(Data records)

───

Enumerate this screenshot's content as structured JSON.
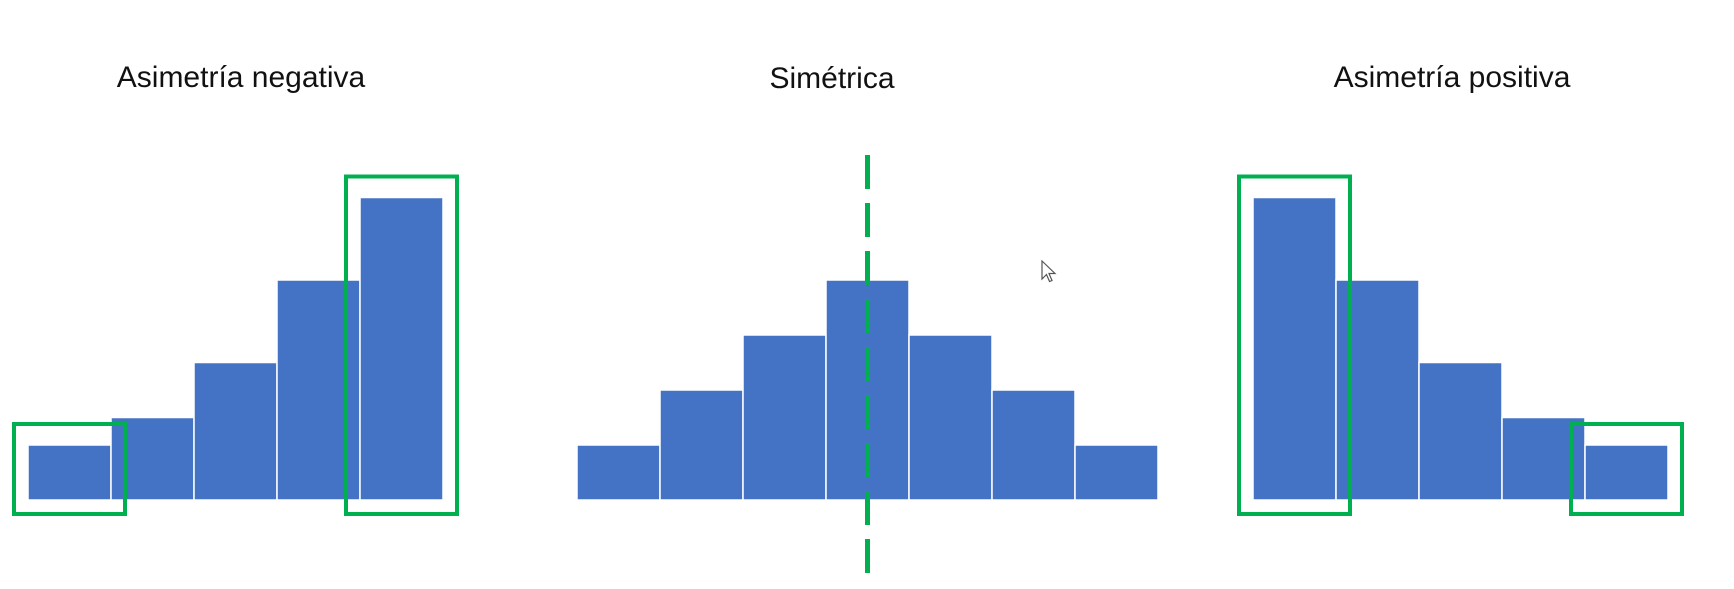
{
  "colors": {
    "bar": "#4472C4",
    "bar_edge": "#ffffff",
    "highlight": "#00B050",
    "background": "#ffffff"
  },
  "chart_data": [
    {
      "type": "bar",
      "title": "Asimetría negativa",
      "values": [
        1.0,
        1.5,
        2.5,
        4.0,
        5.5
      ],
      "highlight_bars": [
        0,
        4
      ],
      "axes_visible": false
    },
    {
      "type": "bar",
      "title": "Simétrica",
      "values": [
        1.0,
        2.0,
        3.0,
        4.0,
        3.0,
        2.0,
        1.0
      ],
      "symmetry_axis": "dashed-vertical-center",
      "axes_visible": false
    },
    {
      "type": "bar",
      "title": "Asimetría positiva",
      "values": [
        5.5,
        4.0,
        2.5,
        1.5,
        1.0
      ],
      "highlight_bars": [
        0,
        4
      ],
      "axes_visible": false
    }
  ],
  "icons": {
    "cursor": "mouse-pointer-icon"
  }
}
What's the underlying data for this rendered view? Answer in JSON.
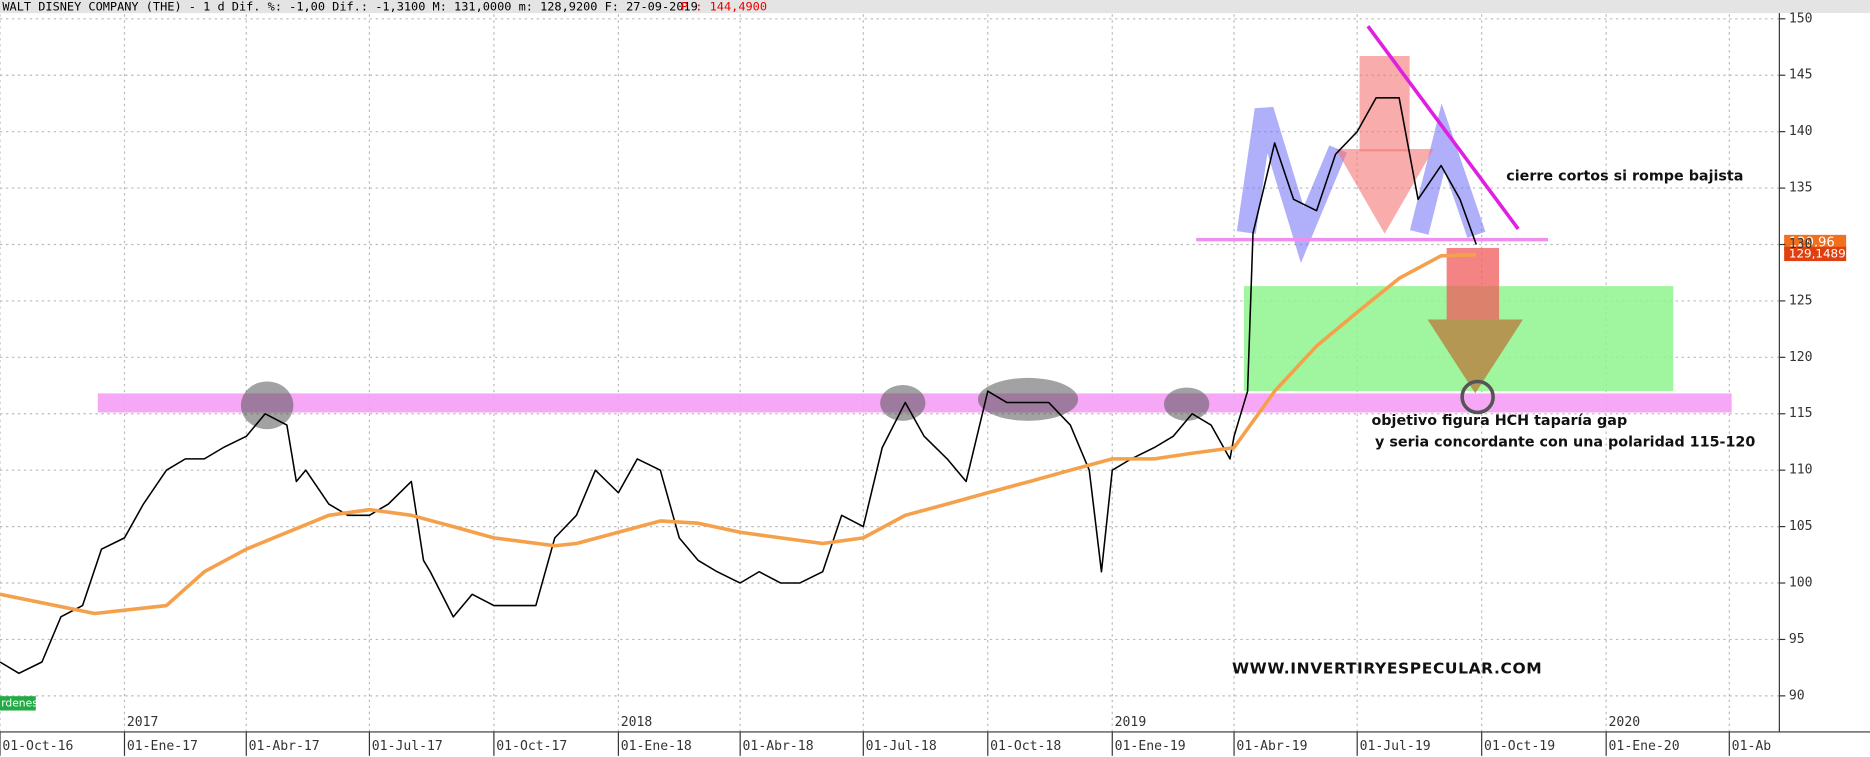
{
  "chart_data": {
    "type": "line",
    "title": "WALT DISNEY COMPANY (THE) -  1 d Dif. %: -1,00 Dif.: -1,3100 M: 131,0000 m: 128,9200 F: 27-09-2019",
    "subtitle": "P : 144,4900",
    "x": [
      "2016-10-01",
      "2016-10-15",
      "2016-11-01",
      "2016-11-15",
      "2016-12-01",
      "2016-12-15",
      "2017-01-01",
      "2017-01-15",
      "2017-02-01",
      "2017-02-15",
      "2017-03-01",
      "2017-03-15",
      "2017-04-01",
      "2017-04-15",
      "2017-05-01",
      "2017-05-08",
      "2017-05-15",
      "2017-06-01",
      "2017-06-15",
      "2017-07-01",
      "2017-07-15",
      "2017-08-01",
      "2017-08-10",
      "2017-08-15",
      "2017-09-01",
      "2017-09-15",
      "2017-10-01",
      "2017-10-15",
      "2017-11-01",
      "2017-11-15",
      "2017-12-01",
      "2017-12-15",
      "2018-01-01",
      "2018-01-15",
      "2018-02-01",
      "2018-02-15",
      "2018-03-01",
      "2018-03-15",
      "2018-04-01",
      "2018-04-15",
      "2018-05-01",
      "2018-05-15",
      "2018-06-01",
      "2018-06-15",
      "2018-07-01",
      "2018-07-15",
      "2018-08-01",
      "2018-08-15",
      "2018-09-01",
      "2018-09-15",
      "2018-10-01",
      "2018-10-15",
      "2018-11-01",
      "2018-11-15",
      "2018-12-01",
      "2018-12-15",
      "2018-12-24",
      "2019-01-01",
      "2019-01-15",
      "2019-02-01",
      "2019-02-15",
      "2019-03-01",
      "2019-03-15",
      "2019-03-29",
      "2019-04-01",
      "2019-04-11",
      "2019-04-15",
      "2019-05-01",
      "2019-05-15",
      "2019-06-01",
      "2019-06-15",
      "2019-07-01",
      "2019-07-15",
      "2019-08-01",
      "2019-08-15",
      "2019-09-01",
      "2019-09-15",
      "2019-09-27"
    ],
    "series": [
      {
        "name": "Cierre",
        "color": "#000000",
        "values": [
          93,
          92,
          93,
          97,
          98,
          103,
          104,
          107,
          110,
          111,
          111,
          112,
          113,
          115,
          114,
          109,
          110,
          107,
          106,
          106,
          107,
          109,
          102,
          101,
          97,
          99,
          98,
          98,
          98,
          104,
          106,
          110,
          108,
          111,
          110,
          104,
          102,
          101,
          100,
          101,
          100,
          100,
          101,
          106,
          105,
          112,
          116,
          113,
          111,
          109,
          117,
          116,
          116,
          116,
          114,
          110,
          101,
          110,
          111,
          112,
          113,
          115,
          114,
          111,
          113,
          117,
          131,
          139,
          134,
          133,
          138,
          140,
          143,
          143,
          134,
          137,
          134,
          130
        ]
      },
      {
        "name": "Media",
        "color": "#f5a04a",
        "x": [
          "2016-10-01",
          "2016-12-10",
          "2017-02-01",
          "2017-03-01",
          "2017-04-01",
          "2017-06-01",
          "2017-07-01",
          "2017-08-01",
          "2017-09-01",
          "2017-10-01",
          "2017-11-15",
          "2017-12-01",
          "2018-01-01",
          "2018-02-01",
          "2018-03-01",
          "2018-04-01",
          "2018-05-01",
          "2018-06-01",
          "2018-07-01",
          "2018-08-01",
          "2018-09-01",
          "2018-10-01",
          "2018-11-01",
          "2018-12-01",
          "2019-01-01",
          "2019-02-01",
          "2019-03-01",
          "2019-04-01",
          "2019-05-01",
          "2019-06-01",
          "2019-07-01",
          "2019-08-01",
          "2019-09-01",
          "2019-09-27"
        ],
        "values": [
          99,
          97.3,
          98,
          101,
          103,
          106,
          106.5,
          106,
          105,
          104,
          103.3,
          103.5,
          104.5,
          105.5,
          105.3,
          104.5,
          104,
          103.5,
          104,
          106,
          107,
          108,
          109,
          110,
          111,
          111,
          111.5,
          112,
          117,
          121,
          124,
          127,
          129,
          129.1
        ]
      }
    ],
    "xlim": [
      "2016-10-01",
      "2020-05-08"
    ],
    "xticks": [
      {
        "value": "2016-10-01",
        "label": "01-Oct-16"
      },
      {
        "value": "2017-01-01",
        "label": "01-Ene-17"
      },
      {
        "value": "2017-04-01",
        "label": "01-Abr-17"
      },
      {
        "value": "2017-07-01",
        "label": "01-Jul-17"
      },
      {
        "value": "2017-10-01",
        "label": "01-Oct-17"
      },
      {
        "value": "2018-01-01",
        "label": "01-Ene-18"
      },
      {
        "value": "2018-04-01",
        "label": "01-Abr-18"
      },
      {
        "value": "2018-07-01",
        "label": "01-Jul-18"
      },
      {
        "value": "2018-10-01",
        "label": "01-Oct-18"
      },
      {
        "value": "2019-01-01",
        "label": "01-Ene-19"
      },
      {
        "value": "2019-04-01",
        "label": "01-Abr-19"
      },
      {
        "value": "2019-07-01",
        "label": "01-Jul-19"
      },
      {
        "value": "2019-10-01",
        "label": "01-Oct-19"
      },
      {
        "value": "2020-01-01",
        "label": "01-Ene-20"
      },
      {
        "value": "2020-04-01",
        "label": "01-Ab"
      }
    ],
    "year_ticks": [
      {
        "value": "2017-01-01",
        "label": "2017"
      },
      {
        "value": "2018-01-01",
        "label": "2018"
      },
      {
        "value": "2019-01-01",
        "label": "2019"
      },
      {
        "value": "2020-01-01",
        "label": "2020"
      }
    ],
    "ylim": [
      86.8,
      150.4
    ],
    "yticks": [
      90,
      95,
      100,
      105,
      110,
      115,
      120,
      125,
      130,
      135,
      140,
      145,
      150
    ],
    "grid": true,
    "annotations": {
      "note1": "cierre   cortos si rompe bajista",
      "note2": "objetivo figura HCH taparía  gap",
      "note3": "y seria concordante con una polaridad 115-120",
      "site": "WWW.INVERTIRYESPECULAR.COM",
      "last_price": "129,96",
      "avg_price": "129,1489",
      "badge": "rdenes"
    }
  }
}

───

> **Given problem**: Take every line that includes the string "Asimetría" and copy it.

> **Answer for this exercise**:
      "title": "Asimetría negativa",
      "title": "Asimetría positiva",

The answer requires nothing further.